[Start of RECORD LIST]

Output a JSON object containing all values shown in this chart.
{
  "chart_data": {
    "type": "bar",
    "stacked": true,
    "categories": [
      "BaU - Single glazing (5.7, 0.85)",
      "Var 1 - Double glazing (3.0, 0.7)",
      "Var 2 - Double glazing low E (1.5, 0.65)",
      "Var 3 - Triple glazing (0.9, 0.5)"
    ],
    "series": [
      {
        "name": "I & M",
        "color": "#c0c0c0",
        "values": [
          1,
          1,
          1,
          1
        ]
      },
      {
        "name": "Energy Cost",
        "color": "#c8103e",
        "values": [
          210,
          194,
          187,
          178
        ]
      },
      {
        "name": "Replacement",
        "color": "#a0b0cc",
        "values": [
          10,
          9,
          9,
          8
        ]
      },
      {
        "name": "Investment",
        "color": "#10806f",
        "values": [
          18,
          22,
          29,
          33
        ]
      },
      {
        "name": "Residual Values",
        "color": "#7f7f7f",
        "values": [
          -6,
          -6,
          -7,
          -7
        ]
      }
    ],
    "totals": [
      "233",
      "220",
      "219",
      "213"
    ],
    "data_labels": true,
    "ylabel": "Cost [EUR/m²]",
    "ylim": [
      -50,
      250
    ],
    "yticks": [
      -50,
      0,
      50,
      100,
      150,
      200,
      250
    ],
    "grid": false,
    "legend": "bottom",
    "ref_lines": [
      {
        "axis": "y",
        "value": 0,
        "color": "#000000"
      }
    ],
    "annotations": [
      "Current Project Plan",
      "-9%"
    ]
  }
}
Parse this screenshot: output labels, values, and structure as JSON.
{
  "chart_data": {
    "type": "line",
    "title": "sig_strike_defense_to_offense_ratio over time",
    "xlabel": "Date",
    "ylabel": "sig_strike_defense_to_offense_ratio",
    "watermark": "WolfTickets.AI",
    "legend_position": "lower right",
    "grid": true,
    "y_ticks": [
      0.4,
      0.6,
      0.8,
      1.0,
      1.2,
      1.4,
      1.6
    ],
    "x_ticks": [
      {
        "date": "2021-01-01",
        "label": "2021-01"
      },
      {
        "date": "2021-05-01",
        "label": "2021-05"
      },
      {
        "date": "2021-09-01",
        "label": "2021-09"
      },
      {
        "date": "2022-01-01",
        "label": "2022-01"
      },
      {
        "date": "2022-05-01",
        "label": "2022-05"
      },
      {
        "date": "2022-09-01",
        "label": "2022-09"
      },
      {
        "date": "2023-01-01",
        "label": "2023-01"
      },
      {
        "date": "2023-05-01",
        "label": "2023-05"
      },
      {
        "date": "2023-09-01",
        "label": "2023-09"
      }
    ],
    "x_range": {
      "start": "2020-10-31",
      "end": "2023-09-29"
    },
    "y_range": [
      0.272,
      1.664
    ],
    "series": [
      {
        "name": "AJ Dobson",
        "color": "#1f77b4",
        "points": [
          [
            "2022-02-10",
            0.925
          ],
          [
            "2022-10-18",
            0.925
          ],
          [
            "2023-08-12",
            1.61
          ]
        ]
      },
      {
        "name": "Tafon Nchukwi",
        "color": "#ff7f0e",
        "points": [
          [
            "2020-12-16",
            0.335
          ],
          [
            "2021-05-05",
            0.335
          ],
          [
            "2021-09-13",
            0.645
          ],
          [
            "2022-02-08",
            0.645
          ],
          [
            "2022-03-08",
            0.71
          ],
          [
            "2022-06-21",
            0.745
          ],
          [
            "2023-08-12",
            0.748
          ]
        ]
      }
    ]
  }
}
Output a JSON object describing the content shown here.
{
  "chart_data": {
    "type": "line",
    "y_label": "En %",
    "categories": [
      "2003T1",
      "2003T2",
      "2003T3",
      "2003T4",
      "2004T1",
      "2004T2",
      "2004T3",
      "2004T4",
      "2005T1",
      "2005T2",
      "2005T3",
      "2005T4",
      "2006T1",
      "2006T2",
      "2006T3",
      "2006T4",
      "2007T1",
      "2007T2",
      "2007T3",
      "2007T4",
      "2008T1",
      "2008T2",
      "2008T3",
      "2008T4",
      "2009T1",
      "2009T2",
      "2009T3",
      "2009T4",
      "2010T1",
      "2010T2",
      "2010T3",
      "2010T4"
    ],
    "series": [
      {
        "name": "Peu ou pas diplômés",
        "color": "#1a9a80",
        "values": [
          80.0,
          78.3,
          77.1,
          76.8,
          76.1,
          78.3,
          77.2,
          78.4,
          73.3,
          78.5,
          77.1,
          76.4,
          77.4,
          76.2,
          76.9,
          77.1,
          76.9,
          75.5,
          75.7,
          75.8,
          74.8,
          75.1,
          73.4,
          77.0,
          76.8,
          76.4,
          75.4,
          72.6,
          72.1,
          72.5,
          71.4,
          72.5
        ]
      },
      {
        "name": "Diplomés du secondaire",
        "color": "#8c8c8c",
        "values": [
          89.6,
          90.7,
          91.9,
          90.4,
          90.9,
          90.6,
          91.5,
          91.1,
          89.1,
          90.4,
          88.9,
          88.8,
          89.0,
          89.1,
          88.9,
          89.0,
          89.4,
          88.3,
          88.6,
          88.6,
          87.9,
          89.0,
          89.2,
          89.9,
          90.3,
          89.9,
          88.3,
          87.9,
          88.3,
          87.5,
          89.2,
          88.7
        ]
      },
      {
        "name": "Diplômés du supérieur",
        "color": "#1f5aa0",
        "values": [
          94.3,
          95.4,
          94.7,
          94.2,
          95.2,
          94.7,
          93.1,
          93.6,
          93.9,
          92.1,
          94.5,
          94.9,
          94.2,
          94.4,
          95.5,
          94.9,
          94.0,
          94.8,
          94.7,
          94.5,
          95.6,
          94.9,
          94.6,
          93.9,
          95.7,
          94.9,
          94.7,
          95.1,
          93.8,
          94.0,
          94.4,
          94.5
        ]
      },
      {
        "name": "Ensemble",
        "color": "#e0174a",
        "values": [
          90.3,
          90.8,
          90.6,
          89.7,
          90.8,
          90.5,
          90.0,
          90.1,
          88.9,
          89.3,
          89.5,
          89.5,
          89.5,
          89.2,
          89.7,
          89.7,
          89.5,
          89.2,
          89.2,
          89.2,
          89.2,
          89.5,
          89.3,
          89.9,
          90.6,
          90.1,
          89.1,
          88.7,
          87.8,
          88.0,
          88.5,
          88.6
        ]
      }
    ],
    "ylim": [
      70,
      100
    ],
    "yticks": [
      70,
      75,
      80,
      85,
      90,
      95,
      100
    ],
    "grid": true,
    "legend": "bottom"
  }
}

[End of RECORD LIST]

- **WHAT IS NEEDED**
Copy every line of the material, please, keeping it exactly the same.

- **ANSWER FOR THIS EXERCISE**
Output a JSON object containing all values shown in this chart.
{
  "chart_data": {
    "type": "bar",
    "stacked": true,
    "categories": [
      "BaU - Single glazing (5.7, 0.85)",
      "Var 1 - Double glazing (3.0, 0.7)",
      "Var 2 - Double glazing low E (1.5, 0.65)",
      "Var 3 - Triple glazing (0.9, 0.5)"
    ],
    "series": [
      {
        "name": "I & M",
        "color": "#c0c0c0",
        "values": [
          1,
          1,
          1,
          1
        ]
      },
      {
        "name": "Energy Cost",
        "color": "#c8103e",
        "values": [
          210,
          194,
          187,
          178
        ]
      },
      {
        "name": "Replacement",
        "color": "#a0b0cc",
        "values": [
          10,
          9,
          9,
          8
        ]
      },
      {
        "name": "Investment",
        "color": "#10806f",
        "values": [
          18,
          22,
          29,
          33
        ]
      },
      {
        "name": "Residual Values",
        "color": "#7f7f7f",
        "values": [
          -6,
          -6,
          -7,
          -7
        ]
      }
    ],
    "totals": [
      "233",
      "220",
      "219",
      "213"
    ],
    "data_labels": true,
    "ylabel": "Cost [EUR/m²]",
    "ylim": [
      -50,
      250
    ],
    "yticks": [
      -50,
      0,
      50,
      100,
      150,
      200,
      250
    ],
    "grid": false,
    "legend": "bottom",
    "ref_lines": [
      {
        "axis": "y",
        "value": 0,
        "color": "#000000"
      }
    ],
    "annotations": [
      "Current Project Plan",
      "-9%"
    ]
  }
}
Parse this screenshot: output labels, values, and structure as JSON.
{
  "chart_data": {
    "type": "line",
    "title": "sig_strike_defense_to_offense_ratio over time",
    "xlabel": "Date",
    "ylabel": "sig_strike_defense_to_offense_ratio",
    "watermark": "WolfTickets.AI",
    "legend_position": "lower right",
    "grid": true,
    "y_ticks": [
      0.4,
      0.6,
      0.8,
      1.0,
      1.2,
      1.4,
      1.6
    ],
    "x_ticks": [
      {
        "date": "2021-01-01",
        "label": "2021-01"
      },
      {
        "date": "2021-05-01",
        "label": "2021-05"
      },
      {
        "date": "2021-09-01",
        "label": "2021-09"
      },
      {
        "date": "2022-01-01",
        "label": "2022-01"
      },
      {
        "date": "2022-05-01",
        "label": "2022-05"
      },
      {
        "date": "2022-09-01",
        "label": "2022-09"
      },
      {
        "date": "2023-01-01",
        "label": "2023-01"
      },
      {
        "date": "2023-05-01",
        "label": "2023-05"
      },
      {
        "date": "2023-09-01",
        "label": "2023-09"
      }
    ],
    "x_range": {
      "start": "2020-10-31",
      "end": "2023-09-29"
    },
    "y_range": [
      0.272,
      1.664
    ],
    "series": [
      {
        "name": "AJ Dobson",
        "color": "#1f77b4",
        "points": [
          [
            "2022-02-10",
            0.925
          ],
          [
            "2022-10-18",
            0.925
          ],
          [
            "2023-08-12",
            1.61
          ]
        ]
      },
      {
        "name": "Tafon Nchukwi",
        "color": "#ff7f0e",
        "points": [
          [
            "2020-12-16",
            0.335
          ],
          [
            "2021-05-05",
            0.335
          ],
          [
            "2021-09-13",
            0.645
          ],
          [
            "2022-02-08",
            0.645
          ],
          [
            "2022-03-08",
            0.71
          ],
          [
            "2022-06-21",
            0.745
          ],
          [
            "2023-08-12",
            0.748
          ]
        ]
      }
    ]
  }
}
Output a JSON object describing the content shown here.
{
  "chart_data": {
    "type": "line",
    "y_label": "En %",
    "categories": [
      "2003T1",
      "2003T2",
      "2003T3",
      "2003T4",
      "2004T1",
      "2004T2",
      "2004T3",
      "2004T4",
      "2005T1",
      "2005T2",
      "2005T3",
      "2005T4",
      "2006T1",
      "2006T2",
      "2006T3",
      "2006T4",
      "2007T1",
      "2007T2",
      "2007T3",
      "2007T4",
      "2008T1",
      "2008T2",
      "2008T3",
      "2008T4",
      "2009T1",
      "2009T2",
      "2009T3",
      "2009T4",
      "2010T1",
      "2010T2",
      "2010T3",
      "2010T4"
    ],
    "series": [
      {
        "name": "Peu ou pas diplômés",
        "color": "#1a9a80",
        "values": [
          80.0,
          78.3,
          77.1,
          76.8,
          76.1,
          78.3,
          77.2,
          78.4,
          73.3,
          78.5,
          77.1,
          76.4,
          77.4,
          76.2,
          76.9,
          77.1,
          76.9,
          75.5,
          75.7,
          75.8,
          74.8,
          75.1,
          73.4,
          77.0,
          76.8,
          76.4,
          75.4,
          72.6,
          72.1,
          72.5,
          71.4,
          72.5
        ]
      },
      {
        "name": "Diplomés du secondaire",
        "color": "#8c8c8c",
        "values": [
          89.6,
          90.7,
          91.9,
          90.4,
          90.9,
          90.6,
          91.5,
          91.1,
          89.1,
          90.4,
          88.9,
          88.8,
          89.0,
          89.1,
          88.9,
          89.0,
          89.4,
          88.3,
          88.6,
          88.6,
          87.9,
          89.0,
          89.2,
          89.9,
          90.3,
          89.9,
          88.3,
          87.9,
          88.3,
          87.5,
          89.2,
          88.7
        ]
      },
      {
        "name": "Diplômés du supérieur",
        "color": "#1f5aa0",
        "values": [
          94.3,
          95.4,
          94.7,
          94.2,
          95.2,
          94.7,
          93.1,
          93.6,
          93.9,
          92.1,
          94.5,
          94.9,
          94.2,
          94.4,
          95.5,
          94.9,
          94.0,
          94.8,
          94.7,
          94.5,
          95.6,
          94.9,
          94.6,
          93.9,
          95.7,
          94.9,
          94.7,
          95.1,
          93.8,
          94.0,
          94.4,
          94.5
        ]
      },
      {
        "name": "Ensemble",
        "color": "#e0174a",
        "values": [
          90.3,
          90.8,
          90.6,
          89.7,
          90.8,
          90.5,
          90.0,
          90.1,
          88.9,
          89.3,
          89.5,
          89.5,
          89.5,
          89.2,
          89.7,
          89.7,
          89.5,
          89.2,
          89.2,
          89.2,
          89.2,
          89.5,
          89.3,
          89.9,
          90.6,
          90.1,
          89.1,
          88.7,
          87.8,
          88.0,
          88.5,
          88.6
        ]
      }
    ],
    "ylim": [
      70,
      100
    ],
    "yticks": [
      70,
      75,
      80,
      85,
      90,
      95,
      100
    ],
    "grid": true,
    "legend": "bottom"
  }
}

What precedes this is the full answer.